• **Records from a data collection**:
· · · · ·
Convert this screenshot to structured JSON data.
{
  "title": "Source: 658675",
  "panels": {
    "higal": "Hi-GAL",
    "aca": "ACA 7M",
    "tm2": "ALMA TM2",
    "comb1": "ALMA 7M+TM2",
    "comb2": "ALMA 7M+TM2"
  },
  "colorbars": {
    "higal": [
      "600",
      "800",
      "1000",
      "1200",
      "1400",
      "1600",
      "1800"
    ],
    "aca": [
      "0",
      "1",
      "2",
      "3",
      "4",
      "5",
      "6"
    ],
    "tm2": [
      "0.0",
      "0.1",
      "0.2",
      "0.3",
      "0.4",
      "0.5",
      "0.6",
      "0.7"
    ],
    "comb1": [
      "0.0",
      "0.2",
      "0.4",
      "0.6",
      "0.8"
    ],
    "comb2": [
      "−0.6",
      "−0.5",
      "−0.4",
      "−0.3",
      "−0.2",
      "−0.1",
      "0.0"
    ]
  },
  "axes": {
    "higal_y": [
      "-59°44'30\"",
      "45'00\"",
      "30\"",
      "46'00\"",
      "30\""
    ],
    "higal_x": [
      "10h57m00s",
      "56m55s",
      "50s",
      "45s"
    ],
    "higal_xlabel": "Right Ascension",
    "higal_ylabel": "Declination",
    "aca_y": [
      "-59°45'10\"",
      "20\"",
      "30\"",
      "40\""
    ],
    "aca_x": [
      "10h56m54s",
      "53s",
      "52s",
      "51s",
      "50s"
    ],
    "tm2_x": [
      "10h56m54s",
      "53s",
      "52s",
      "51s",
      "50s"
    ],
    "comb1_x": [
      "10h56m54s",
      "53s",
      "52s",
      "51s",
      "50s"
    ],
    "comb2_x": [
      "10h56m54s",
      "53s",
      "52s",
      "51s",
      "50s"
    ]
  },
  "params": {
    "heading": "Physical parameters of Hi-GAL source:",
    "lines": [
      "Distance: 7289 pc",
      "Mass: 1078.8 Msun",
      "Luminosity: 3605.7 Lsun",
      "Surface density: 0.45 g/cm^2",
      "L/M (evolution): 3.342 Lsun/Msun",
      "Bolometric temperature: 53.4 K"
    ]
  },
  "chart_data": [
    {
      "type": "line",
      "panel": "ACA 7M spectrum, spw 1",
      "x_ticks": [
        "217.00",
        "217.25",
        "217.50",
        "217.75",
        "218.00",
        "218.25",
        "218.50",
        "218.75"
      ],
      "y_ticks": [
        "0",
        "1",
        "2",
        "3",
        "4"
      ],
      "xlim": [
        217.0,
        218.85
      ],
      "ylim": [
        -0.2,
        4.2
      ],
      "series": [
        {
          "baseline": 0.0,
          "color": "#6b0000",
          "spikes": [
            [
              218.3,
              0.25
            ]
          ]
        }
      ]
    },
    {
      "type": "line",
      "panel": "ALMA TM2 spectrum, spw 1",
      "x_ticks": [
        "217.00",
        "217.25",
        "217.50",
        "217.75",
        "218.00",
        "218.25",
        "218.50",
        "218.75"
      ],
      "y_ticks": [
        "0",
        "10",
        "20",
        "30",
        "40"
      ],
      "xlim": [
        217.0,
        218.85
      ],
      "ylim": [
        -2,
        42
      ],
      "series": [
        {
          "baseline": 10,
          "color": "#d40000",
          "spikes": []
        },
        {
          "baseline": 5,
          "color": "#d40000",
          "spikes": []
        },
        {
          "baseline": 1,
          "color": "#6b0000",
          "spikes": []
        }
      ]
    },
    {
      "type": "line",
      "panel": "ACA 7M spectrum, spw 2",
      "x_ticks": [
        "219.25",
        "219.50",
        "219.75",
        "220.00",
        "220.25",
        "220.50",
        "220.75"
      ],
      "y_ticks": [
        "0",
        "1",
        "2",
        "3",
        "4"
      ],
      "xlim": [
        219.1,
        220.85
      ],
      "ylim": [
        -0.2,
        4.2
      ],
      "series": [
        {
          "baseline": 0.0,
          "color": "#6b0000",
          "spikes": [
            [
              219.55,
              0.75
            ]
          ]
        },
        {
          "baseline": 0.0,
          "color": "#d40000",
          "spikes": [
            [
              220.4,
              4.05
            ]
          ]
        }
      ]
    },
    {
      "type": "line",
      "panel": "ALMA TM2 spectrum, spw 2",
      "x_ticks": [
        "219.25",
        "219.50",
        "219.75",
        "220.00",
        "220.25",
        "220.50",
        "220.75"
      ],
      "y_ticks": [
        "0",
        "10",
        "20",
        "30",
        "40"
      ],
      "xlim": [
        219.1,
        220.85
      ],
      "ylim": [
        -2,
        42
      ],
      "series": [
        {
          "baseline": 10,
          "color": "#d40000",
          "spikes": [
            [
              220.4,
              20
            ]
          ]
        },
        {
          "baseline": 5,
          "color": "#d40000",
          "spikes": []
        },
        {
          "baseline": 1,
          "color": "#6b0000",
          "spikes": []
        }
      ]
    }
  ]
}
· · · · ·
• **INSTRUCTION**: Your task is to quote the listing above word for word.

• **EXPECTED ANSWER**:
Convert this screenshot to structured JSON data.
{
  "title": "Source: 658675",
  "panels": {
    "higal": "Hi-GAL",
    "aca": "ACA 7M",
    "tm2": "ALMA TM2",
    "comb1": "ALMA 7M+TM2",
    "comb2": "ALMA 7M+TM2"
  },
  "colorbars": {
    "higal": [
      "600",
      "800",
      "1000",
      "1200",
      "1400",
      "1600",
      "1800"
    ],
    "aca": [
      "0",
      "1",
      "2",
      "3",
      "4",
      "5",
      "6"
    ],
    "tm2": [
      "0.0",
      "0.1",
      "0.2",
      "0.3",
      "0.4",
      "0.5",
      "0.6",
      "0.7"
    ],
    "comb1": [
      "0.0",
      "0.2",
      "0.4",
      "0.6",
      "0.8"
    ],
    "comb2": [
      "−0.6",
      "−0.5",
      "−0.4",
      "−0.3",
      "−0.2",
      "−0.1",
      "0.0"
    ]
  },
  "axes": {
    "higal_y": [
      "-59°44'30\"",
      "45'00\"",
      "30\"",
      "46'00\"",
      "30\""
    ],
    "higal_x": [
      "10h57m00s",
      "56m55s",
      "50s",
      "45s"
    ],
    "higal_xlabel": "Right Ascension",
    "higal_ylabel": "Declination",
    "aca_y": [
      "-59°45'10\"",
      "20\"",
      "30\"",
      "40\""
    ],
    "aca_x": [
      "10h56m54s",
      "53s",
      "52s",
      "51s",
      "50s"
    ],
    "tm2_x": [
      "10h56m54s",
      "53s",
      "52s",
      "51s",
      "50s"
    ],
    "comb1_x": [
      "10h56m54s",
      "53s",
      "52s",
      "51s",
      "50s"
    ],
    "comb2_x": [
      "10h56m54s",
      "53s",
      "52s",
      "51s",
      "50s"
    ]
  },
  "params": {
    "heading": "Physical parameters of Hi-GAL source:",
    "lines": [
      "Distance: 7289 pc",
      "Mass: 1078.8 Msun",
      "Luminosity: 3605.7 Lsun",
      "Surface density: 0.45 g/cm^2",
      "L/M (evolution): 3.342 Lsun/Msun",
      "Bolometric temperature: 53.4 K"
    ]
  },
  "chart_data": [
    {
      "type": "line",
      "panel": "ACA 7M spectrum, spw 1",
      "x_ticks": [
        "217.00",
        "217.25",
        "217.50",
        "217.75",
        "218.00",
        "218.25",
        "218.50",
        "218.75"
      ],
      "y_ticks": [
        "0",
        "1",
        "2",
        "3",
        "4"
      ],
      "xlim": [
        217.0,
        218.85
      ],
      "ylim": [
        -0.2,
        4.2
      ],
      "series": [
        {
          "baseline": 0.0,
          "color": "#6b0000",
          "spikes": [
            [
              218.3,
              0.25
            ]
          ]
        }
      ]
    },
    {
      "type": "line",
      "panel": "ALMA TM2 spectrum, spw 1",
      "x_ticks": [
        "217.00",
        "217.25",
        "217.50",
        "217.75",
        "218.00",
        "218.25",
        "218.50",
        "218.75"
      ],
      "y_ticks": [
        "0",
        "10",
        "20",
        "30",
        "40"
      ],
      "xlim": [
        217.0,
        218.85
      ],
      "ylim": [
        -2,
        42
      ],
      "series": [
        {
          "baseline": 10,
          "color": "#d40000",
          "spikes": []
        },
        {
          "baseline": 5,
          "color": "#d40000",
          "spikes": []
        },
        {
          "baseline": 1,
          "color": "#6b0000",
          "spikes": []
        }
      ]
    },
    {
      "type": "line",
      "panel": "ACA 7M spectrum, spw 2",
      "x_ticks": [
        "219.25",
        "219.50",
        "219.75",
        "220.00",
        "220.25",
        "220.50",
        "220.75"
      ],
      "y_ticks": [
        "0",
        "1",
        "2",
        "3",
        "4"
      ],
      "xlim": [
        219.1,
        220.85
      ],
      "ylim": [
        -0.2,
        4.2
      ],
      "series": [
        {
          "baseline": 0.0,
          "color": "#6b0000",
          "spikes": [
            [
              219.55,
              0.75
            ]
          ]
        },
        {
          "baseline": 0.0,
          "color": "#d40000",
          "spikes": [
            [
              220.4,
              4.05
            ]
          ]
        }
      ]
    },
    {
      "type": "line",
      "panel": "ALMA TM2 spectrum, spw 2",
      "x_ticks": [
        "219.25",
        "219.50",
        "219.75",
        "220.00",
        "220.25",
        "220.50",
        "220.75"
      ],
      "y_ticks": [
        "0",
        "10",
        "20",
        "30",
        "40"
      ],
      "xlim": [
        219.1,
        220.85
      ],
      "ylim": [
        -2,
        42
      ],
      "series": [
        {
          "baseline": 10,
          "color": "#d40000",
          "spikes": [
            [
              220.4,
              20
            ]
          ]
        },
        {
          "baseline": 5,
          "color": "#d40000",
          "spikes": []
        },
        {
          "baseline": 1,
          "color": "#6b0000",
          "spikes": []
        }
      ]
    }
  ]
}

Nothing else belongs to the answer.